> **EXERCISE**: Identify each line in the records below that contains the word "Flora", and copy it.

> **RECORDS FOR PROCESSING**:

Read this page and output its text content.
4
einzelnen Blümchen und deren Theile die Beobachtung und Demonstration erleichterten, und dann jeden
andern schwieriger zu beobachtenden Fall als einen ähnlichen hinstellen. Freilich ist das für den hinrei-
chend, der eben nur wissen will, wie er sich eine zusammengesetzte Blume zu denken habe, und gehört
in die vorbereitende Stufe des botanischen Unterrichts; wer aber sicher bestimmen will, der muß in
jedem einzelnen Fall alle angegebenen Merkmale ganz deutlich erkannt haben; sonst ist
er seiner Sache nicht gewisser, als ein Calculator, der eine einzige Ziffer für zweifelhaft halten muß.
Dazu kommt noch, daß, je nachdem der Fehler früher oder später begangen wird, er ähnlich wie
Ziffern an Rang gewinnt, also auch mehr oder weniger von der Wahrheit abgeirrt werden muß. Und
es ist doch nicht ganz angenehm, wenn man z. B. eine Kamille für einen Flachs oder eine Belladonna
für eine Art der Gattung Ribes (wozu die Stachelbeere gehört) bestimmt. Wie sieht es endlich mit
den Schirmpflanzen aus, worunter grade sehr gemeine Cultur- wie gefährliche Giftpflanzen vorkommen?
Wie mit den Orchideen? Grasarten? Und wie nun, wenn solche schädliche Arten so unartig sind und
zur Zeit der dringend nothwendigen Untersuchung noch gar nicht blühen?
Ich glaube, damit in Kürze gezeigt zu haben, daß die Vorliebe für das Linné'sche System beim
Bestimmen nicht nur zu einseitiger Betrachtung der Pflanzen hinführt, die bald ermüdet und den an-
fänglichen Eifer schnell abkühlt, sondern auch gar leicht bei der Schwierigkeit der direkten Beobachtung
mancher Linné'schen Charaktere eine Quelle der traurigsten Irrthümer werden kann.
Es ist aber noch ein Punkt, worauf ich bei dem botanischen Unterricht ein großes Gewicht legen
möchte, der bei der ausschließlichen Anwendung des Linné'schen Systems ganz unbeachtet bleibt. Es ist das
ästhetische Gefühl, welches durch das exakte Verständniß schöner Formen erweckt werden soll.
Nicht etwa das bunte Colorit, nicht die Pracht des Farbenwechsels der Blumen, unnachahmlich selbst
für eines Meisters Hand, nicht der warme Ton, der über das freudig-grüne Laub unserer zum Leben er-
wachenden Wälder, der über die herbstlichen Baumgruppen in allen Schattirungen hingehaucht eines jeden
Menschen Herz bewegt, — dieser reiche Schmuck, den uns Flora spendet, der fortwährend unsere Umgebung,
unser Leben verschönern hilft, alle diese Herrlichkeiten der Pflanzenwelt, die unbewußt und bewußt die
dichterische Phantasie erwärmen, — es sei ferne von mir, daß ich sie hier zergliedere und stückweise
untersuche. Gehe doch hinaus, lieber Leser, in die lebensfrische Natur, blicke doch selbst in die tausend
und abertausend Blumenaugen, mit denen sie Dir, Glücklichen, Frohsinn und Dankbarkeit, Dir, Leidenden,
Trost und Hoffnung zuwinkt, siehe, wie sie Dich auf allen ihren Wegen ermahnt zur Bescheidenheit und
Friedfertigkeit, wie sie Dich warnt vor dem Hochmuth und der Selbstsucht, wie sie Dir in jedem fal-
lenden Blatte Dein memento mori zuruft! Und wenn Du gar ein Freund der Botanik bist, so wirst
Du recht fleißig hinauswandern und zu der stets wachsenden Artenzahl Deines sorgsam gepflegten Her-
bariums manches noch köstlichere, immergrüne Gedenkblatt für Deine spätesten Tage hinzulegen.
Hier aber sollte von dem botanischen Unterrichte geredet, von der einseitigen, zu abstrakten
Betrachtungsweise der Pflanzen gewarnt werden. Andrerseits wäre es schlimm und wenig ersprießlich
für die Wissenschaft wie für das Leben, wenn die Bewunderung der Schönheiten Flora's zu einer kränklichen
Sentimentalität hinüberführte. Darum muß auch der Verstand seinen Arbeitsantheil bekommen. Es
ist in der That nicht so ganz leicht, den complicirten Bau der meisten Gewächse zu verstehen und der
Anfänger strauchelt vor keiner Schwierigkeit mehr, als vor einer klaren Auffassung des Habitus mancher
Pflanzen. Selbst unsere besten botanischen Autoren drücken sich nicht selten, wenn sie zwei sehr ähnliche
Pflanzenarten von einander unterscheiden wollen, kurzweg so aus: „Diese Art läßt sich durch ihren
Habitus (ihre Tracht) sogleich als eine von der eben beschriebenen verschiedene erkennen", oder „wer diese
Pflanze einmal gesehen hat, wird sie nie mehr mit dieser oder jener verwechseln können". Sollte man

> **REPLY**:
Menschen Herz bewegt, — dieser reiche Schmuck, den uns Flora spendet, der fortwährend unsere Umgebung,
für die Wissenschaft wie für das Leben, wenn die Bewunderung der Schönheiten Flora's zu einer kränklichen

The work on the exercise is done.